### Task to complete
Copy each line of the material below that includes the string "Sociólogo".

### A block of data
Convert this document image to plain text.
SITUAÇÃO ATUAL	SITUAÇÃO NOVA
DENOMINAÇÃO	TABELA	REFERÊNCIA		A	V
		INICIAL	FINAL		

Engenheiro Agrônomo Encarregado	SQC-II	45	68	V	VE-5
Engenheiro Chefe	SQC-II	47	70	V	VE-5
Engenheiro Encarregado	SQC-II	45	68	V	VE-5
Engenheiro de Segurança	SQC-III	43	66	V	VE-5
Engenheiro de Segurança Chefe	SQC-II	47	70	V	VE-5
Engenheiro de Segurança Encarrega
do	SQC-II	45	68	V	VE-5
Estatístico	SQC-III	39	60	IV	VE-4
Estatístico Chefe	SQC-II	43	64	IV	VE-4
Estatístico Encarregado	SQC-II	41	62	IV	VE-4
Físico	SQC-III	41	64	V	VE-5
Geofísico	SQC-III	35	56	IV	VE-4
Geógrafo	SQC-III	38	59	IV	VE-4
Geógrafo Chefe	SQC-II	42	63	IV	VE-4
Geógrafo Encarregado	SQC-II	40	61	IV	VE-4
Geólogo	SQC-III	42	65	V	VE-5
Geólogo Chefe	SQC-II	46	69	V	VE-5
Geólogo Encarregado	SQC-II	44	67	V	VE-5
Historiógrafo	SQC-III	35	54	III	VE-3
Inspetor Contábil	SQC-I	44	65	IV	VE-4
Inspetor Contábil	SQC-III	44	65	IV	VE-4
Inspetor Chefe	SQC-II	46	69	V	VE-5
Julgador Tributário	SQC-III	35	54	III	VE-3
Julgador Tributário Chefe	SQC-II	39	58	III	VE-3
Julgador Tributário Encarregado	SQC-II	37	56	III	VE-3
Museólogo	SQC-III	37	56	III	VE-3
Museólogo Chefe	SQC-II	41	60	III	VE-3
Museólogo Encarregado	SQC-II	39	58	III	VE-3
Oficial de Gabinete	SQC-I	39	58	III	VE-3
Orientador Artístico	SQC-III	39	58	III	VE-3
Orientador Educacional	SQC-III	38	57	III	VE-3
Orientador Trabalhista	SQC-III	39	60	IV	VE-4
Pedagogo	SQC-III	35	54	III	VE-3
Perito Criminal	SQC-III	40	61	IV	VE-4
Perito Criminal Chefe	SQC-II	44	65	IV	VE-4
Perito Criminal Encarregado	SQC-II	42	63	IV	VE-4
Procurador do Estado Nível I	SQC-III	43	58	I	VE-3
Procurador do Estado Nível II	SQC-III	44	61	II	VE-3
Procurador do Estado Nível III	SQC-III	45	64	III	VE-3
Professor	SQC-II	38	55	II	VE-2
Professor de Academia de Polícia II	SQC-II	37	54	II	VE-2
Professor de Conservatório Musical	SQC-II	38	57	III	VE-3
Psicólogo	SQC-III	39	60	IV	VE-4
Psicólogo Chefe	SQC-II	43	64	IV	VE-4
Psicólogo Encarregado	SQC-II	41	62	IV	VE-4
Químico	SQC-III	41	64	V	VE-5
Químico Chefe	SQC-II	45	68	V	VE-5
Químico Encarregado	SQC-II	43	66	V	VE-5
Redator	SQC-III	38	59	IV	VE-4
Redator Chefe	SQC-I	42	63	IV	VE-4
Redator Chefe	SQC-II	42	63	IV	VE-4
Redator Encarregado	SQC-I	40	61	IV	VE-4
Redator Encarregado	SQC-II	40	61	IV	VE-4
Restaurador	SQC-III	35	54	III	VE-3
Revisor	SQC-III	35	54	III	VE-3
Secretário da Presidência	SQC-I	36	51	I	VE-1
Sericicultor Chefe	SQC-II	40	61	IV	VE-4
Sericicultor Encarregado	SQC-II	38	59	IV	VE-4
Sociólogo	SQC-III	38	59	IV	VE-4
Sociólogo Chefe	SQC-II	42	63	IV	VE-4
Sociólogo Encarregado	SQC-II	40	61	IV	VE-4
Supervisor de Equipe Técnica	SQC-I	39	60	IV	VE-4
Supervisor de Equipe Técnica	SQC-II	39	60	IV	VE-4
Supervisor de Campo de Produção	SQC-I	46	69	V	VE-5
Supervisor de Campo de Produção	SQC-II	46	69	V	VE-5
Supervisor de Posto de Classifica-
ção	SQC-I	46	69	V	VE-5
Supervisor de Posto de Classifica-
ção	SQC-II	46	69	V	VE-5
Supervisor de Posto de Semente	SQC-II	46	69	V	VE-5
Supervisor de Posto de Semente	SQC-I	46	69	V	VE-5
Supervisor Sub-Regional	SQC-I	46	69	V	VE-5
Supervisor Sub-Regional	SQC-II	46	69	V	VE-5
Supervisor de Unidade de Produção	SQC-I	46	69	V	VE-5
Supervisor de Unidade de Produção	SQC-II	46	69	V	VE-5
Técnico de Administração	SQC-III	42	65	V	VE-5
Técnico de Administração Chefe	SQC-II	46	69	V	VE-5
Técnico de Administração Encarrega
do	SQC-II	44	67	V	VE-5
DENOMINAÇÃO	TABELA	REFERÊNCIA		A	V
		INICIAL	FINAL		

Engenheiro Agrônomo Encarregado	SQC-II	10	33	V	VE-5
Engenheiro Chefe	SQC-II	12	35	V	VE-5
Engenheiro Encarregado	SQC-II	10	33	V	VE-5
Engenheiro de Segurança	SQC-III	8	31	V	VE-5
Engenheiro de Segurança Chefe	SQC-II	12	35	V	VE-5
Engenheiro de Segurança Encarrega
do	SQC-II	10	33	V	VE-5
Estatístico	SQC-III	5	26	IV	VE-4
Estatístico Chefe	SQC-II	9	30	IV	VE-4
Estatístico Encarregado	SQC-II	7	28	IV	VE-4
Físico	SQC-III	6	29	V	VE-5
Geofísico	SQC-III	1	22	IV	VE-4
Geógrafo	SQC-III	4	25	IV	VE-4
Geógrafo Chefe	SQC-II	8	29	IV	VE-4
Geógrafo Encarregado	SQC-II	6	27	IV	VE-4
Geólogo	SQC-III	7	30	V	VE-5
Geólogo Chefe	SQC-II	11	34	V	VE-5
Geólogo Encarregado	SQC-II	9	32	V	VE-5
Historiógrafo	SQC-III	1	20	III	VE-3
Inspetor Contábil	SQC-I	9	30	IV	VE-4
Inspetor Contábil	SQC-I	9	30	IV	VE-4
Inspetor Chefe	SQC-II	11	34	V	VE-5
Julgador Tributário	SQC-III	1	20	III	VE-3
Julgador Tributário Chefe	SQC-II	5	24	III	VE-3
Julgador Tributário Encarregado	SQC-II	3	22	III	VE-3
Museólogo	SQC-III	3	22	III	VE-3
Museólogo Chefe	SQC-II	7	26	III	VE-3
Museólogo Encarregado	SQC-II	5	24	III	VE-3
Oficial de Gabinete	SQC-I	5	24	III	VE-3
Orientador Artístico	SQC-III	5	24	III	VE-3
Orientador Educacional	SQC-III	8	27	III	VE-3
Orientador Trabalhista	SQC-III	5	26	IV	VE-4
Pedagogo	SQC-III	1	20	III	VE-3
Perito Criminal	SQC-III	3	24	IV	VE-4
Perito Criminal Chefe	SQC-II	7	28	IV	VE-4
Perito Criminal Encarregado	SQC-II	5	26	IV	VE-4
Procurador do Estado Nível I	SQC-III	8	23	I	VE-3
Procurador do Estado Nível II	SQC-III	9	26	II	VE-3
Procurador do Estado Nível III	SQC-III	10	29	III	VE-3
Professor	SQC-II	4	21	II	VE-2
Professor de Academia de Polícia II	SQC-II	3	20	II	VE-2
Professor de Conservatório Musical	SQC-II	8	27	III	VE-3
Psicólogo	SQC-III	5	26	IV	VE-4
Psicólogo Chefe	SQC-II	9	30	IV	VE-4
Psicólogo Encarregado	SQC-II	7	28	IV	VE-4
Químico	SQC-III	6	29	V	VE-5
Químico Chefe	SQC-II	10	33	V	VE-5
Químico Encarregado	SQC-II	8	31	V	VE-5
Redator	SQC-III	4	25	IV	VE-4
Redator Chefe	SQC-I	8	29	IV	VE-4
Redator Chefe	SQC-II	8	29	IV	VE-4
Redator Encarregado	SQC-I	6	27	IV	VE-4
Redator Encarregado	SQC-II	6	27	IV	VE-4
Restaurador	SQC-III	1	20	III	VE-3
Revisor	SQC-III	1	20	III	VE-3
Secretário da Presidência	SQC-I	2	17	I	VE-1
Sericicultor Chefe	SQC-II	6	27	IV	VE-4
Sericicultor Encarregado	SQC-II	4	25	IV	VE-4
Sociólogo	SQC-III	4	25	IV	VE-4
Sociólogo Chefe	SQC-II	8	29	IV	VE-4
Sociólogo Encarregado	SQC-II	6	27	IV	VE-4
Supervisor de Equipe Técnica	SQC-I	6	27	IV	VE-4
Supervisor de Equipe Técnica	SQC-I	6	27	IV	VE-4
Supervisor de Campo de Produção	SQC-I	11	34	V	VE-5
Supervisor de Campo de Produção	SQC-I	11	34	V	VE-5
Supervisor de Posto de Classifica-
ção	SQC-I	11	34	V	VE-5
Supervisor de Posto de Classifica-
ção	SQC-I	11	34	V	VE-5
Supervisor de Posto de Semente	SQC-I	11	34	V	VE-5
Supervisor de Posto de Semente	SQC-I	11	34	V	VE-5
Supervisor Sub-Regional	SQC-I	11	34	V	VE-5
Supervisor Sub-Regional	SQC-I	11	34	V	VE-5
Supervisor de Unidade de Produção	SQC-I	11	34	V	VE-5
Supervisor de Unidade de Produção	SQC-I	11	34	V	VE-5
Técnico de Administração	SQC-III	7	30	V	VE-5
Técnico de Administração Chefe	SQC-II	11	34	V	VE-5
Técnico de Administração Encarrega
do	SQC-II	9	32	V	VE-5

### Task solution
Sociólogo	SQC-III	38	59	IV	VE-4
Sociólogo Chefe	SQC-II	42	63	IV	VE-4
Sociólogo Encarregado	SQC-II	40	61	IV	VE-4
Sociólogo	SQC-III	4	25	IV	VE-4
Sociólogo Chefe	SQC-II	8	29	IV	VE-4
Sociólogo Encarregado	SQC-II	6	27	IV	VE-4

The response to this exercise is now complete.